- **EXCERPTED DATA**:
┄┄┄┄┄┄┄┄┄┄┄┄┄┄┄┄┄┄┄┄
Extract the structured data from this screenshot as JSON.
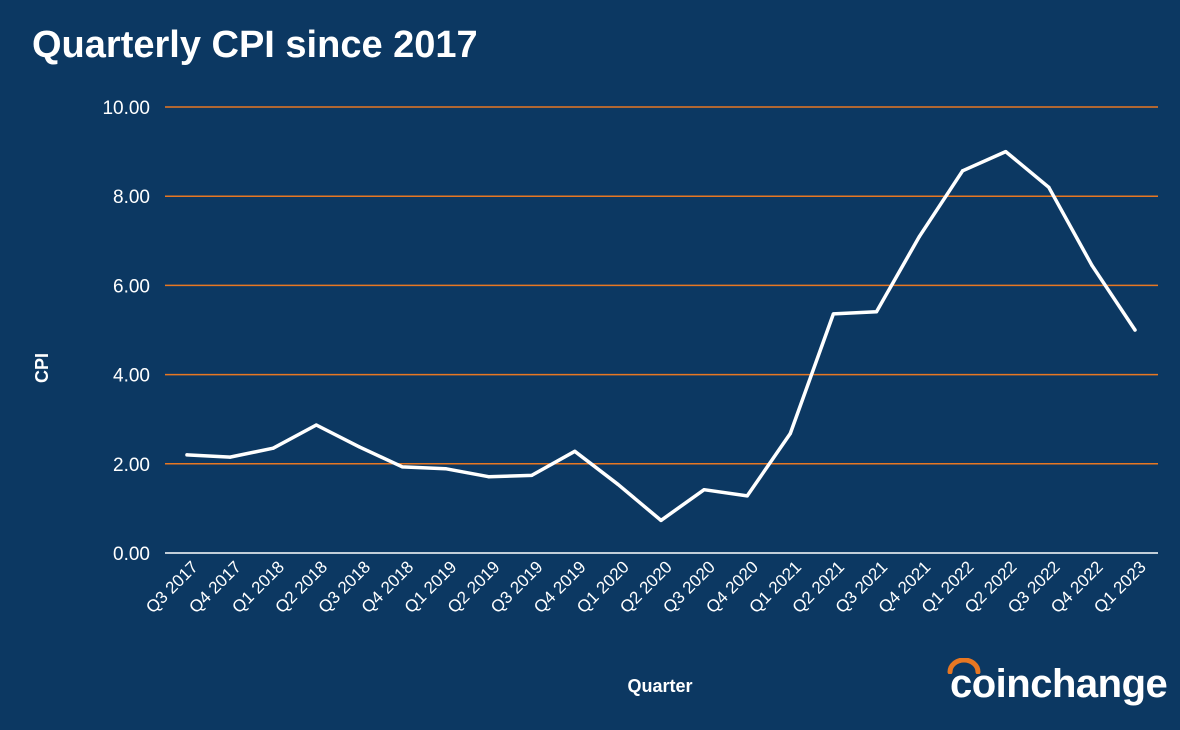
{
  "title": "Quarterly CPI since 2017",
  "colors": {
    "background": "#0c3862",
    "gridline": "#e87722",
    "line": "#ffffff",
    "text": "#ffffff",
    "logo_accent": "#e87722"
  },
  "logo": {
    "text": "coinchange"
  },
  "chart_data": {
    "type": "line",
    "title": "Quarterly CPI since 2017",
    "xlabel": "Quarter",
    "ylabel": "CPI",
    "ylim": [
      0,
      10
    ],
    "yticks": [
      "0.00",
      "2.00",
      "4.00",
      "6.00",
      "8.00",
      "10.00"
    ],
    "grid": true,
    "categories": [
      "Q3 2017",
      "Q4 2017",
      "Q1 2018",
      "Q2 2018",
      "Q3 2018",
      "Q4 2018",
      "Q1 2019",
      "Q2 2019",
      "Q3 2019",
      "Q4 2019",
      "Q1 2020",
      "Q2 2020",
      "Q3 2020",
      "Q4 2020",
      "Q1 2021",
      "Q2 2021",
      "Q3 2021",
      "Q4 2021",
      "Q1 2022",
      "Q2 2022",
      "Q3 2022",
      "Q4 2022",
      "Q1 2023"
    ],
    "series": [
      {
        "values": [
          2.2,
          2.15,
          2.35,
          2.87,
          2.38,
          1.93,
          1.89,
          1.71,
          1.74,
          2.28,
          1.54,
          0.73,
          1.42,
          1.28,
          2.68,
          5.36,
          5.41,
          7.1,
          8.57,
          9.0,
          8.2,
          6.45,
          5.0
        ]
      }
    ]
  }
}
┄┄┄┄┄┄┄┄┄┄┄┄┄┄┄┄┄┄┄┄
Answer with one number: how many lines in the listing hold "since".

2